Data:
● ● ●
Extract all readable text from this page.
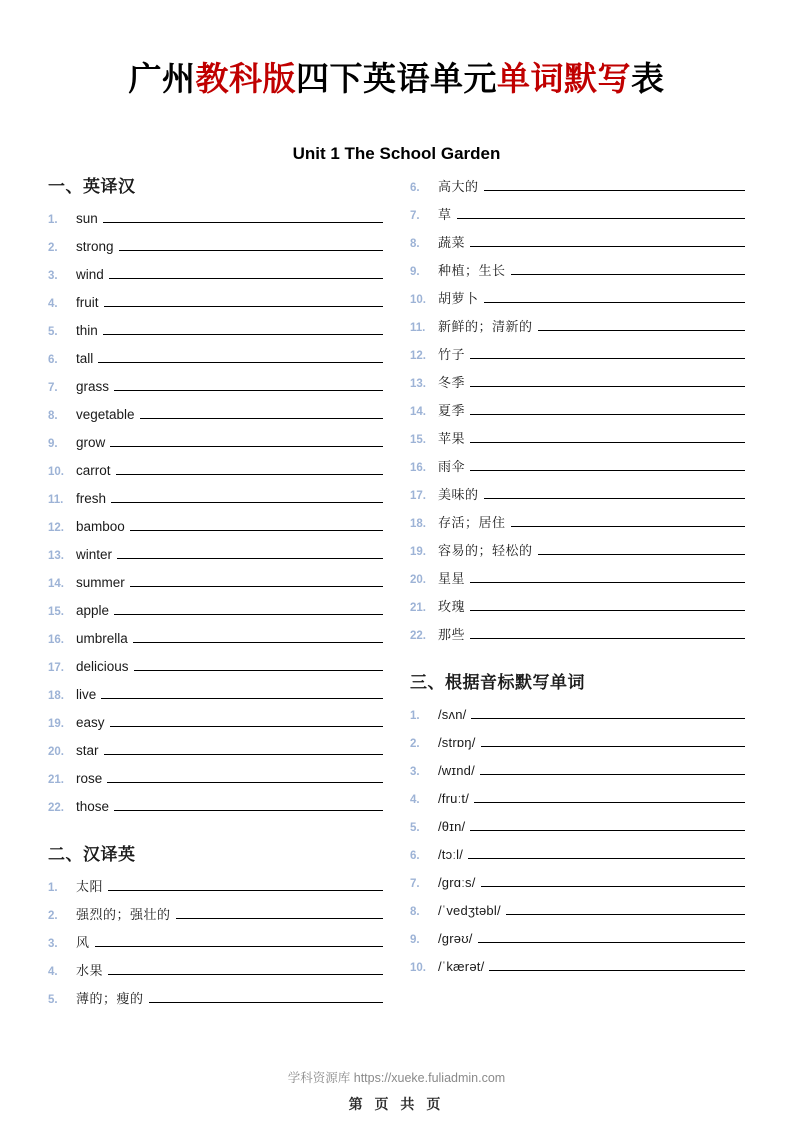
广州教科版四下英语单元单词默写表
Unit 1 The School Garden
一、英译汉
1.	sun
2.	strong
3.	wind
4.	fruit
5.	thin
6.	tall
7.	grass
8.	vegetable
9.	grow
10. carrot
11. fresh
12. bamboo
13. winter
14. summer
15. apple
16. umbrella
17. delicious
18. live
19. easy
20. star
21. rose
22. those
二、汉译英
1.	太阳
2.	强烈的；强壮的
3.	风
4.	水果
5.	薄的；瘦的
6.	高大的
7.	草
8.	蔬菜
9.	种植；生长
10. 胡萝卜
11. 新鲜的；清新的
12. 竹子
13. 冬季
14. 夏季
15. 苹果
16. 雨伞
17. 美味的
18. 存活；居住
19. 容易的；轻松的
20. 星星
21. 玫瑰
22. 那些
三、根据音标默写单词
1.	/sʌn/
2.	/strɒŋ/
3.	/wɪnd/
4.	/fruːt/
5.	/θɪn/
6.	/tɔːl/
7.	/grɑːs/
8.	/ˈvedʒtəbl/
9.	/grəʊ/
10. /ˈkærət/
学科资源库 https://xueke.fuliadmin.com
第 页 共 页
● ● ●
What you will do: Would you set down the listing exactly, omitting pictures?

Full answer:
Extract all readable text from this page.
广州教科版四下英语单元单词默写表
Unit 1 The School Garden
一、英译汉
1.	sun
2.	strong
3.	wind
4.	fruit
5.	thin
6.	tall
7.	grass
8.	vegetable
9.	grow
10. carrot
11. fresh
12. bamboo
13. winter
14. summer
15. apple
16. umbrella
17. delicious
18. live
19. easy
20. star
21. rose
22. those
二、汉译英
1.	太阳
2.	强烈的；强壮的
3.	风
4.	水果
5.	薄的；瘦的
6.	高大的
7.	草
8.	蔬菜
9.	种植；生长
10. 胡萝卜
11. 新鲜的；清新的
12. 竹子
13. 冬季
14. 夏季
15. 苹果
16. 雨伞
17. 美味的
18. 存活；居住
19. 容易的；轻松的
20. 星星
21. 玫瑰
22. 那些
三、根据音标默写单词
1.	/sʌn/
2.	/strɒŋ/
3.	/wɪnd/
4.	/fruːt/
5.	/θɪn/
6.	/tɔːl/
7.	/grɑːs/
8.	/ˈvedʒtəbl/
9.	/grəʊ/
10. /ˈkærət/
学科资源库 https://xueke.fuliadmin.com
第 页 共 页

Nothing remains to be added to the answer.